WHAT TO WORK ON: Repeat, line for line, the entries printed below.

RECORDS TO USE start

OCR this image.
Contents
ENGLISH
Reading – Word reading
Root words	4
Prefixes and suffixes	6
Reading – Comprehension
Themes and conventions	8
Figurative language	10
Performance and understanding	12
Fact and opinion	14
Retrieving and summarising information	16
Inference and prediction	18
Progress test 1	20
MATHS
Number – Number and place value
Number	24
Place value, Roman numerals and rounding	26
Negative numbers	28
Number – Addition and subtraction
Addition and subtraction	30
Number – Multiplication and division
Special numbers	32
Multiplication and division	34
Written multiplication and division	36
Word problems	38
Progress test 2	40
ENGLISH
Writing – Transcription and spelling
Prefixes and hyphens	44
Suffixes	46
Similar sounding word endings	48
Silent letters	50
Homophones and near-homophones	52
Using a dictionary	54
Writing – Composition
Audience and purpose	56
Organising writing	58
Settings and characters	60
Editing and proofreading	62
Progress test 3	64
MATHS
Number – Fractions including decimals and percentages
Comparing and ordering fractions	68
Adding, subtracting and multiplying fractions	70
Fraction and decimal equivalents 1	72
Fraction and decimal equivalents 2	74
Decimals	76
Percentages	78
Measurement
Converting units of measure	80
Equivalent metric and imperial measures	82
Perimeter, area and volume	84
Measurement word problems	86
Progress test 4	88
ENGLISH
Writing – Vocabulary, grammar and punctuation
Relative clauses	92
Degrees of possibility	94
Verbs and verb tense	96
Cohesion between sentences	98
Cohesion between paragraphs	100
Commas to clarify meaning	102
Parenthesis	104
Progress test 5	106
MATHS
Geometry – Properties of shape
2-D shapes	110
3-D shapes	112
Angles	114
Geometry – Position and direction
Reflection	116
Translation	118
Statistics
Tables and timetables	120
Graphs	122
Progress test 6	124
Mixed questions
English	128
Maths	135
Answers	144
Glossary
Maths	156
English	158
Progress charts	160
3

RECORDS TO USE end

REPLY:
OCR this image.
Contents
ENGLISH
Reading – Word reading
Root words	4
Prefixes and suffixes	6
Reading – Comprehension
Themes and conventions	8
Figurative language	10
Performance and understanding	12
Fact and opinion	14
Retrieving and summarising information	16
Inference and prediction	18
Progress test 1	20
MATHS
Number – Number and place value
Number	24
Place value, Roman numerals and rounding	26
Negative numbers	28
Number – Addition and subtraction
Addition and subtraction	30
Number – Multiplication and division
Special numbers	32
Multiplication and division	34
Written multiplication and division	36
Word problems	38
Progress test 2	40
ENGLISH
Writing – Transcription and spelling
Prefixes and hyphens	44
Suffixes	46
Similar sounding word endings	48
Silent letters	50
Homophones and near-homophones	52
Using a dictionary	54
Writing – Composition
Audience and purpose	56
Organising writing	58
Settings and characters	60
Editing and proofreading	62
Progress test 3	64
MATHS
Number – Fractions including decimals and percentages
Comparing and ordering fractions	68
Adding, subtracting and multiplying fractions	70
Fraction and decimal equivalents 1	72
Fraction and decimal equivalents 2	74
Decimals	76
Percentages	78
Measurement
Converting units of measure	80
Equivalent metric and imperial measures	82
Perimeter, area and volume	84
Measurement word problems	86
Progress test 4	88
ENGLISH
Writing – Vocabulary, grammar and punctuation
Relative clauses	92
Degrees of possibility	94
Verbs and verb tense	96
Cohesion between sentences	98
Cohesion between paragraphs	100
Commas to clarify meaning	102
Parenthesis	104
Progress test 5	106
MATHS
Geometry – Properties of shape
2-D shapes	110
3-D shapes	112
Angles	114
Geometry – Position and direction
Reflection	116
Translation	118
Statistics
Tables and timetables	120
Graphs	122
Progress test 6	124
Mixed questions
English	128
Maths	135
Answers	144
Glossary
Maths	156
English	158
Progress charts	160
3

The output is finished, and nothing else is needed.